## REQUIRED WORK
Set down the material below word for word, excluding the pictures.

## INPUT
____
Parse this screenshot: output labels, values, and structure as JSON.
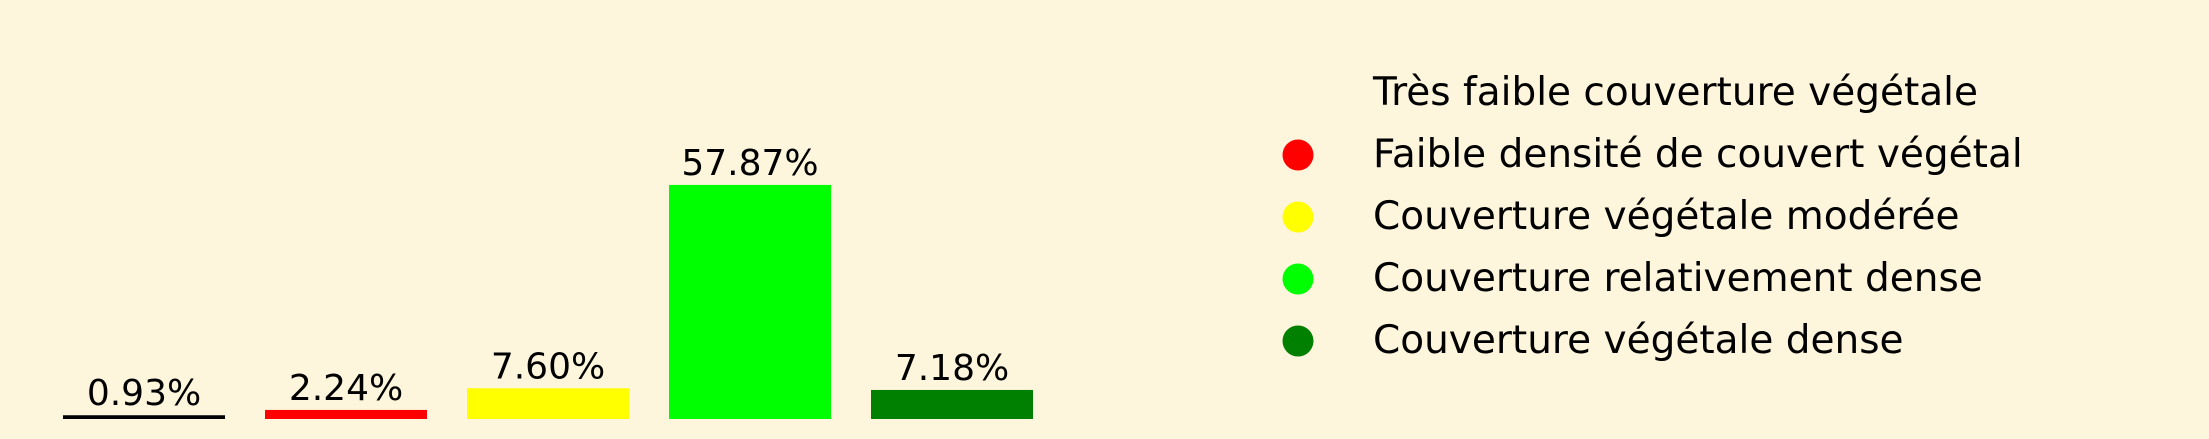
{
  "chart_data": {
    "type": "bar",
    "categories": [
      "Très faible couverture végétale",
      "Faible densité de couvert végétal",
      "Couverture végétale modérée",
      "Couverture relativement dense",
      "Couverture végétale dense"
    ],
    "values": [
      0.93,
      2.24,
      7.6,
      57.87,
      7.18
    ],
    "value_labels": [
      "0.93%",
      "2.24%",
      "7.60%",
      "57.87%",
      "7.18%"
    ],
    "colors": [
      "#000000",
      "#ff0000",
      "#ffff00",
      "#00ff00",
      "#008000"
    ],
    "ylim": [
      0,
      60
    ],
    "grid": false,
    "legend_position": "right",
    "background": "#fdf5dc"
  }
}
____
## CORRECT RESULT
Parse this screenshot: output labels, values, and structure as JSON.
{
  "chart_data": {
    "type": "bar",
    "categories": [
      "Très faible couverture végétale",
      "Faible densité de couvert végétal",
      "Couverture végétale modérée",
      "Couverture relativement dense",
      "Couverture végétale dense"
    ],
    "values": [
      0.93,
      2.24,
      7.6,
      57.87,
      7.18
    ],
    "value_labels": [
      "0.93%",
      "2.24%",
      "7.60%",
      "57.87%",
      "7.18%"
    ],
    "colors": [
      "#000000",
      "#ff0000",
      "#ffff00",
      "#00ff00",
      "#008000"
    ],
    "ylim": [
      0,
      60
    ],
    "grid": false,
    "legend_position": "right",
    "background": "#fdf5dc"
  }
}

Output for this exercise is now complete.